● RECORDS PROVIDED
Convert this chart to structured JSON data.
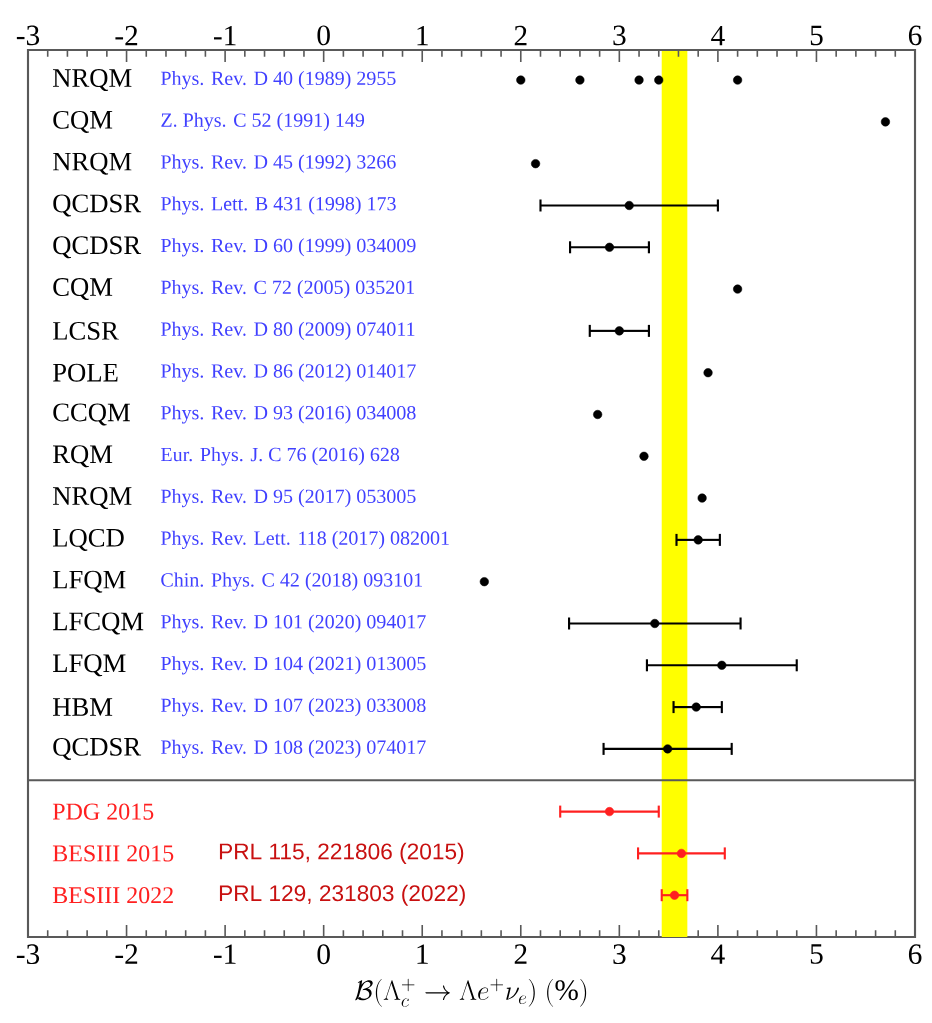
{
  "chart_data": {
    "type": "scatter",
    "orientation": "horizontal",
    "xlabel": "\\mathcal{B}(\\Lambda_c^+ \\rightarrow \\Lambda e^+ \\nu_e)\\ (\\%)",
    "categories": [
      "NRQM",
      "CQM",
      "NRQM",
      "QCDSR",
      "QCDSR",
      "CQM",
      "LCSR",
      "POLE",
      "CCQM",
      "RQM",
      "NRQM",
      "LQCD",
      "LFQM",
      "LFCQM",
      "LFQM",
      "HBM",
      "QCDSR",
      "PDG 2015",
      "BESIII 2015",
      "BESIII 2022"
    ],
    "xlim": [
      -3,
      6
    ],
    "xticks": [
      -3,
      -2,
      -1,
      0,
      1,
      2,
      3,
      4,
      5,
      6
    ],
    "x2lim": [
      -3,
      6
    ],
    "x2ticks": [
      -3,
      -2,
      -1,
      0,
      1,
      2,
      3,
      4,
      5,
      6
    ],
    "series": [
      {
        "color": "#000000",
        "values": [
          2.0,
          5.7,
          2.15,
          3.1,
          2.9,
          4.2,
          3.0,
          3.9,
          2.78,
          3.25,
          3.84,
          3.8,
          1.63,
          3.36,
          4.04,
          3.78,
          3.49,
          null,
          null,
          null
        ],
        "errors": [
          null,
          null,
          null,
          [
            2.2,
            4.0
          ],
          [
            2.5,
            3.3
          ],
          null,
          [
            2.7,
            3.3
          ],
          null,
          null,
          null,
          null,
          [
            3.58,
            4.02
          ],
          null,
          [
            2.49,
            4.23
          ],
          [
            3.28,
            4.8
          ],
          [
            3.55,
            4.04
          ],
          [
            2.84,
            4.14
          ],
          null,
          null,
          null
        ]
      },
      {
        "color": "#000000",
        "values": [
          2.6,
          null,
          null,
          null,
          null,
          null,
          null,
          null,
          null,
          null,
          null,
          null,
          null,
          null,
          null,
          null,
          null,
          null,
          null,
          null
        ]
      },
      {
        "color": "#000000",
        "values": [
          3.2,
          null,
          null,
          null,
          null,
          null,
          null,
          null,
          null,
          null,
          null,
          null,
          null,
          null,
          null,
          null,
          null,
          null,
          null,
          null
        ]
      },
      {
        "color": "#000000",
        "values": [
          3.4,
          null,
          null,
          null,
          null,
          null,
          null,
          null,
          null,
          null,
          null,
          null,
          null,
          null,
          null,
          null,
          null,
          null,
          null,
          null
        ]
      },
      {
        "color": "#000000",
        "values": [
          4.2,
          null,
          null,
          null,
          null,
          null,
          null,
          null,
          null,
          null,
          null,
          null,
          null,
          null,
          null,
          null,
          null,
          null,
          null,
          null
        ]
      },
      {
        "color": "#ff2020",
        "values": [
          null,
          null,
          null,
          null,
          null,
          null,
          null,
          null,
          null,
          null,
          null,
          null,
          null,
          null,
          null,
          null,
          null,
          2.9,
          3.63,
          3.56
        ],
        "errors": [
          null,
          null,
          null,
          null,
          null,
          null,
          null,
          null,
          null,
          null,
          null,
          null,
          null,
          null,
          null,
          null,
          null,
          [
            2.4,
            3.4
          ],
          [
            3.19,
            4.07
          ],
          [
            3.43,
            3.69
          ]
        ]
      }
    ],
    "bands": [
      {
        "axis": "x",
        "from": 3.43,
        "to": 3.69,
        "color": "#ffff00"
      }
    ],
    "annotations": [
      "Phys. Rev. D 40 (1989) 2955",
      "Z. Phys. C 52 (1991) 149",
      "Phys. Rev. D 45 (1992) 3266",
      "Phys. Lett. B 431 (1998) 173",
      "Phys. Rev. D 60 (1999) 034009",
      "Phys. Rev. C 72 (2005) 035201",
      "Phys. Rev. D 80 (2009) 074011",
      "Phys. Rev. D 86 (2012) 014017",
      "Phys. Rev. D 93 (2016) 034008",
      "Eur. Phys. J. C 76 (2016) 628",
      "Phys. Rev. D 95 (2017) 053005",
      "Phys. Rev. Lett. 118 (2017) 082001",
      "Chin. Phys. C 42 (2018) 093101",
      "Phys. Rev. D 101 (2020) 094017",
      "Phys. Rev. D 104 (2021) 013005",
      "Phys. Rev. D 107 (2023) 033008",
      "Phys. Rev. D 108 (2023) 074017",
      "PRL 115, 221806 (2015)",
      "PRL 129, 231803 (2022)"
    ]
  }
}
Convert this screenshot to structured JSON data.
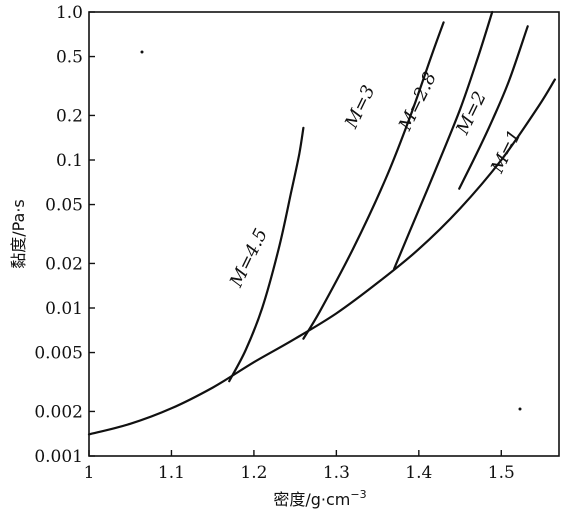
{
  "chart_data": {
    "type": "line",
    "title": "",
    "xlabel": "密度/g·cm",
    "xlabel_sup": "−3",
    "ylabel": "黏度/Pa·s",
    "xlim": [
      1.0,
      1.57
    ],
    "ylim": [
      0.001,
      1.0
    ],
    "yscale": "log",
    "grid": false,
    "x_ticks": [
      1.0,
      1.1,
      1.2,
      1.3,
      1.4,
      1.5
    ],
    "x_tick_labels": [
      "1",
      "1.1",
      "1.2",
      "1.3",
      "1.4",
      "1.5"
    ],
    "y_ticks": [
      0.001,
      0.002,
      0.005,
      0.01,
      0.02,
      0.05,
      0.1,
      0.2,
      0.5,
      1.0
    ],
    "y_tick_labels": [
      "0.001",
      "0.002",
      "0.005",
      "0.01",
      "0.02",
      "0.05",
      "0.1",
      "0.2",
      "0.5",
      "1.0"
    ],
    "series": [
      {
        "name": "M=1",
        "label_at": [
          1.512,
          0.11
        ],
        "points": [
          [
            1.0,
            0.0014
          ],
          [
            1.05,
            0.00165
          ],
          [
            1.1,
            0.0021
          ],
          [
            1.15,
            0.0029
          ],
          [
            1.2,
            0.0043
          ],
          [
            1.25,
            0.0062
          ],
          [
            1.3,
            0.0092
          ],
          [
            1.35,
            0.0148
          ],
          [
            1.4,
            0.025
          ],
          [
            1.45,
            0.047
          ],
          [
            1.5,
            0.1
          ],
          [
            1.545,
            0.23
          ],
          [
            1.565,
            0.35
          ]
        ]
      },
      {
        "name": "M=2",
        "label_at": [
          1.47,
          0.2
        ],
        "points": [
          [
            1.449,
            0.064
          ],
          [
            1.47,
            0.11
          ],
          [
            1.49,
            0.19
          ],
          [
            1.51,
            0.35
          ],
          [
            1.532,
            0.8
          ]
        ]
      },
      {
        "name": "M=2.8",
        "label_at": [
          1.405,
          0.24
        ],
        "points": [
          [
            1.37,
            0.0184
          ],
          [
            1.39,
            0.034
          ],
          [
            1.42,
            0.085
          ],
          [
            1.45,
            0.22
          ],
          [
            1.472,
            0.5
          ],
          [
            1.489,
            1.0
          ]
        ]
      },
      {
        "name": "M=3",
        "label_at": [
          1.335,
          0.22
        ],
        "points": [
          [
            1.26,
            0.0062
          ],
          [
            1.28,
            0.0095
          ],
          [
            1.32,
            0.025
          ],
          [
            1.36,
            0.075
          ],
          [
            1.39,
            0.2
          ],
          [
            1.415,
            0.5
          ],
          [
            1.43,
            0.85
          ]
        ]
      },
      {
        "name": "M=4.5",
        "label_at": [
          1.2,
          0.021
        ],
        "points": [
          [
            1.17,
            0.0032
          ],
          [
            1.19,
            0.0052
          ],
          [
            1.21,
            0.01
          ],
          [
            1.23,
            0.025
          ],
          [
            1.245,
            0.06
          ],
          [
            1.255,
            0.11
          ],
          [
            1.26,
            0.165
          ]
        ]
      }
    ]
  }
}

● WHAT YOU HAVE TO DO
Send back the data above word for word, with the pictures left out.

● RESPONSE TO THE EXERCISE
Convert this chart to structured JSON data.
{
  "chart_data": {
    "type": "scatter",
    "orientation": "horizontal",
    "xlabel": "\\mathcal{B}(\\Lambda_c^+ \\rightarrow \\Lambda e^+ \\nu_e)\\ (\\%)",
    "categories": [
      "NRQM",
      "CQM",
      "NRQM",
      "QCDSR",
      "QCDSR",
      "CQM",
      "LCSR",
      "POLE",
      "CCQM",
      "RQM",
      "NRQM",
      "LQCD",
      "LFQM",
      "LFCQM",
      "LFQM",
      "HBM",
      "QCDSR",
      "PDG 2015",
      "BESIII 2015",
      "BESIII 2022"
    ],
    "xlim": [
      -3,
      6
    ],
    "xticks": [
      -3,
      -2,
      -1,
      0,
      1,
      2,
      3,
      4,
      5,
      6
    ],
    "x2lim": [
      -3,
      6
    ],
    "x2ticks": [
      -3,
      -2,
      -1,
      0,
      1,
      2,
      3,
      4,
      5,
      6
    ],
    "series": [
      {
        "color": "#000000",
        "values": [
          2.0,
          5.7,
          2.15,
          3.1,
          2.9,
          4.2,
          3.0,
          3.9,
          2.78,
          3.25,
          3.84,
          3.8,
          1.63,
          3.36,
          4.04,
          3.78,
          3.49,
          null,
          null,
          null
        ],
        "errors": [
          null,
          null,
          null,
          [
            2.2,
            4.0
          ],
          [
            2.5,
            3.3
          ],
          null,
          [
            2.7,
            3.3
          ],
          null,
          null,
          null,
          null,
          [
            3.58,
            4.02
          ],
          null,
          [
            2.49,
            4.23
          ],
          [
            3.28,
            4.8
          ],
          [
            3.55,
            4.04
          ],
          [
            2.84,
            4.14
          ],
          null,
          null,
          null
        ]
      },
      {
        "color": "#000000",
        "values": [
          2.6,
          null,
          null,
          null,
          null,
          null,
          null,
          null,
          null,
          null,
          null,
          null,
          null,
          null,
          null,
          null,
          null,
          null,
          null,
          null
        ]
      },
      {
        "color": "#000000",
        "values": [
          3.2,
          null,
          null,
          null,
          null,
          null,
          null,
          null,
          null,
          null,
          null,
          null,
          null,
          null,
          null,
          null,
          null,
          null,
          null,
          null
        ]
      },
      {
        "color": "#000000",
        "values": [
          3.4,
          null,
          null,
          null,
          null,
          null,
          null,
          null,
          null,
          null,
          null,
          null,
          null,
          null,
          null,
          null,
          null,
          null,
          null,
          null
        ]
      },
      {
        "color": "#000000",
        "values": [
          4.2,
          null,
          null,
          null,
          null,
          null,
          null,
          null,
          null,
          null,
          null,
          null,
          null,
          null,
          null,
          null,
          null,
          null,
          null,
          null
        ]
      },
      {
        "color": "#ff2020",
        "values": [
          null,
          null,
          null,
          null,
          null,
          null,
          null,
          null,
          null,
          null,
          null,
          null,
          null,
          null,
          null,
          null,
          null,
          2.9,
          3.63,
          3.56
        ],
        "errors": [
          null,
          null,
          null,
          null,
          null,
          null,
          null,
          null,
          null,
          null,
          null,
          null,
          null,
          null,
          null,
          null,
          null,
          [
            2.4,
            3.4
          ],
          [
            3.19,
            4.07
          ],
          [
            3.43,
            3.69
          ]
        ]
      }
    ],
    "bands": [
      {
        "axis": "x",
        "from": 3.43,
        "to": 3.69,
        "color": "#ffff00"
      }
    ],
    "annotations": [
      "Phys. Rev. D 40 (1989) 2955",
      "Z. Phys. C 52 (1991) 149",
      "Phys. Rev. D 45 (1992) 3266",
      "Phys. Lett. B 431 (1998) 173",
      "Phys. Rev. D 60 (1999) 034009",
      "Phys. Rev. C 72 (2005) 035201",
      "Phys. Rev. D 80 (2009) 074011",
      "Phys. Rev. D 86 (2012) 014017",
      "Phys. Rev. D 93 (2016) 034008",
      "Eur. Phys. J. C 76 (2016) 628",
      "Phys. Rev. D 95 (2017) 053005",
      "Phys. Rev. Lett. 118 (2017) 082001",
      "Chin. Phys. C 42 (2018) 093101",
      "Phys. Rev. D 101 (2020) 094017",
      "Phys. Rev. D 104 (2021) 013005",
      "Phys. Rev. D 107 (2023) 033008",
      "Phys. Rev. D 108 (2023) 074017",
      "PRL 115, 221806 (2015)",
      "PRL 129, 231803 (2022)"
    ]
  }
}
Convert this screenshot to structured JSON data.
{
  "chart_data": {
    "type": "line",
    "title": "",
    "xlabel": "密度/g·cm",
    "xlabel_sup": "−3",
    "ylabel": "黏度/Pa·s",
    "xlim": [
      1.0,
      1.57
    ],
    "ylim": [
      0.001,
      1.0
    ],
    "yscale": "log",
    "grid": false,
    "x_ticks": [
      1.0,
      1.1,
      1.2,
      1.3,
      1.4,
      1.5
    ],
    "x_tick_labels": [
      "1",
      "1.1",
      "1.2",
      "1.3",
      "1.4",
      "1.5"
    ],
    "y_ticks": [
      0.001,
      0.002,
      0.005,
      0.01,
      0.02,
      0.05,
      0.1,
      0.2,
      0.5,
      1.0
    ],
    "y_tick_labels": [
      "0.001",
      "0.002",
      "0.005",
      "0.01",
      "0.02",
      "0.05",
      "0.1",
      "0.2",
      "0.5",
      "1.0"
    ],
    "series": [
      {
        "name": "M=1",
        "label_at": [
          1.512,
          0.11
        ],
        "points": [
          [
            1.0,
            0.0014
          ],
          [
            1.05,
            0.00165
          ],
          [
            1.1,
            0.0021
          ],
          [
            1.15,
            0.0029
          ],
          [
            1.2,
            0.0043
          ],
          [
            1.25,
            0.0062
          ],
          [
            1.3,
            0.0092
          ],
          [
            1.35,
            0.0148
          ],
          [
            1.4,
            0.025
          ],
          [
            1.45,
            0.047
          ],
          [
            1.5,
            0.1
          ],
          [
            1.545,
            0.23
          ],
          [
            1.565,
            0.35
          ]
        ]
      },
      {
        "name": "M=2",
        "label_at": [
          1.47,
          0.2
        ],
        "points": [
          [
            1.449,
            0.064
          ],
          [
            1.47,
            0.11
          ],
          [
            1.49,
            0.19
          ],
          [
            1.51,
            0.35
          ],
          [
            1.532,
            0.8
          ]
        ]
      },
      {
        "name": "M=2.8",
        "label_at": [
          1.405,
          0.24
        ],
        "points": [
          [
            1.37,
            0.0184
          ],
          [
            1.39,
            0.034
          ],
          [
            1.42,
            0.085
          ],
          [
            1.45,
            0.22
          ],
          [
            1.472,
            0.5
          ],
          [
            1.489,
            1.0
          ]
        ]
      },
      {
        "name": "M=3",
        "label_at": [
          1.335,
          0.22
        ],
        "points": [
          [
            1.26,
            0.0062
          ],
          [
            1.28,
            0.0095
          ],
          [
            1.32,
            0.025
          ],
          [
            1.36,
            0.075
          ],
          [
            1.39,
            0.2
          ],
          [
            1.415,
            0.5
          ],
          [
            1.43,
            0.85
          ]
        ]
      },
      {
        "name": "M=4.5",
        "label_at": [
          1.2,
          0.021
        ],
        "points": [
          [
            1.17,
            0.0032
          ],
          [
            1.19,
            0.0052
          ],
          [
            1.21,
            0.01
          ],
          [
            1.23,
            0.025
          ],
          [
            1.245,
            0.06
          ],
          [
            1.255,
            0.11
          ],
          [
            1.26,
            0.165
          ]
        ]
      }
    ]
  }
}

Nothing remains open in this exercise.